(WHAT YOU HAVE TO DO): Return all lines with the word "vestiaires" in them.

%%

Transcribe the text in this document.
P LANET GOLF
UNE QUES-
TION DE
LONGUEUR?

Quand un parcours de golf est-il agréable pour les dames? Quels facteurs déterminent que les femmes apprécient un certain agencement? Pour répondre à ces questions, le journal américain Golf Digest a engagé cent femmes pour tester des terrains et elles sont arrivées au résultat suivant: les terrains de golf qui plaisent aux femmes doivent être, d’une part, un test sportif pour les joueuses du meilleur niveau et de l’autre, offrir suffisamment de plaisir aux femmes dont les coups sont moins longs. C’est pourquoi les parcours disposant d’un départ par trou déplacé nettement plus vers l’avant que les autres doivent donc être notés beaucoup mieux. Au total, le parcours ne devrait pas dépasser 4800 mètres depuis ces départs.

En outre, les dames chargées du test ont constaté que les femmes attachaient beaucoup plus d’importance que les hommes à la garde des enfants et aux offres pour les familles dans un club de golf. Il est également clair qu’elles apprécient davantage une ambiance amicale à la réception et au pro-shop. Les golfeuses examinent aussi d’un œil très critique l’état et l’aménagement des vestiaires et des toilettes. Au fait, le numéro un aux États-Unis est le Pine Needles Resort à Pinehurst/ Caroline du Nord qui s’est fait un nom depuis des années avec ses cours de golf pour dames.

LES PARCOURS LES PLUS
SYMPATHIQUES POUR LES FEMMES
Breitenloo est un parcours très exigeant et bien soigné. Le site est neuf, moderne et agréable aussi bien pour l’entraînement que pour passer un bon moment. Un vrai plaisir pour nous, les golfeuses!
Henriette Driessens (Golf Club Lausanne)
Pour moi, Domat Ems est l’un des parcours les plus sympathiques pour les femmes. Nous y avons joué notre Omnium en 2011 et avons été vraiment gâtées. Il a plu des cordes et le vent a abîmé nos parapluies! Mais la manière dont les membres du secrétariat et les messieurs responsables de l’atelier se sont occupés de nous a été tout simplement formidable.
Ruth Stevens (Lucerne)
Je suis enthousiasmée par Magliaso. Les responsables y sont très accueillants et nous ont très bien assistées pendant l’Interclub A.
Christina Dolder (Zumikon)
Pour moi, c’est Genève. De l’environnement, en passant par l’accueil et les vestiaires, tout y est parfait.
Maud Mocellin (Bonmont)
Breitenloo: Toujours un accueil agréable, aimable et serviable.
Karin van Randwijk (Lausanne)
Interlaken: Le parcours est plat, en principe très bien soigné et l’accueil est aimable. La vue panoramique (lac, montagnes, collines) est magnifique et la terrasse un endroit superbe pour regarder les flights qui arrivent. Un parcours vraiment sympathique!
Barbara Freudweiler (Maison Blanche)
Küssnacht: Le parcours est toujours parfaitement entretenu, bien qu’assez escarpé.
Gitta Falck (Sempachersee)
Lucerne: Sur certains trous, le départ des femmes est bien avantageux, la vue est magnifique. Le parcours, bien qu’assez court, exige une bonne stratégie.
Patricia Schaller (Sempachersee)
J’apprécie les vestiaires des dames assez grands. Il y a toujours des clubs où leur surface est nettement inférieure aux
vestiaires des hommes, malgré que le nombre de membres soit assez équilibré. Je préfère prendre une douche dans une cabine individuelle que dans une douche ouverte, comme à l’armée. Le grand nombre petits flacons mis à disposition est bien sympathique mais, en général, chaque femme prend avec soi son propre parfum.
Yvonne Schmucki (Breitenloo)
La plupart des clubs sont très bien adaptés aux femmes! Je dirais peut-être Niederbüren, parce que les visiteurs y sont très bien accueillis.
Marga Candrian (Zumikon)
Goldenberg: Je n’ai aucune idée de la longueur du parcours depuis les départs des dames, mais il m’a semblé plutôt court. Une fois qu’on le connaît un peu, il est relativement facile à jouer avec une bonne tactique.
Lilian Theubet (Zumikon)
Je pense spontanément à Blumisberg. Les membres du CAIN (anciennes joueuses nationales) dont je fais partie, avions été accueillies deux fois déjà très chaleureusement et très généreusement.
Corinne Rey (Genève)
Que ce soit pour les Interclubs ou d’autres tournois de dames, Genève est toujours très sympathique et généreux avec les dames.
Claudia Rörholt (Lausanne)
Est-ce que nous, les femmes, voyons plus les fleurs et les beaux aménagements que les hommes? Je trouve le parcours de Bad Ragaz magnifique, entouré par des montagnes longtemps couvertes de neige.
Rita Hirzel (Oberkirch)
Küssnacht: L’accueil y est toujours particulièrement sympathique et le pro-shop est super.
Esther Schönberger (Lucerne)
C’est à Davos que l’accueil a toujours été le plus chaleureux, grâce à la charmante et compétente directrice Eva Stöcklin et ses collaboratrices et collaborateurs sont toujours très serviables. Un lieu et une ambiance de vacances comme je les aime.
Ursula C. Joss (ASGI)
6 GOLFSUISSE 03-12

%%

(CORRECT OUTPUT):
En outre, les dames chargées du test ont constaté que les femmes attachaient beaucoup plus d’importance que les hommes à la garde des enfants et aux offres pour les familles dans un club de golf. Il est également clair qu’elles apprécient davantage une ambiance amicale à la réception et au pro-shop. Les golfeuses examinent aussi d’un œil très critique l’état et l’aménagement des vestiaires et des toilettes. Au fait, le numéro un aux États-Unis est le Pine Needles Resort à Pinehurst/ Caroline du Nord qui s’est fait un nom depuis des années avec ses cours de golf pour dames.
Pour moi, c’est Genève. De l’environnement, en passant par l’accueil et les vestiaires, tout y est parfait.
J’apprécie les vestiaires des dames assez grands. Il y a toujours des clubs où leur surface est nettement inférieure aux
vestiaires des hommes, malgré que le nombre de membres soit assez équilibré. Je préfère prendre une douche dans une cabine individuelle que dans une douche ouverte, comme à l’armée. Le grand nombre petits flacons mis à disposition est bien sympathique mais, en général, chaque femme prend avec soi son propre parfum.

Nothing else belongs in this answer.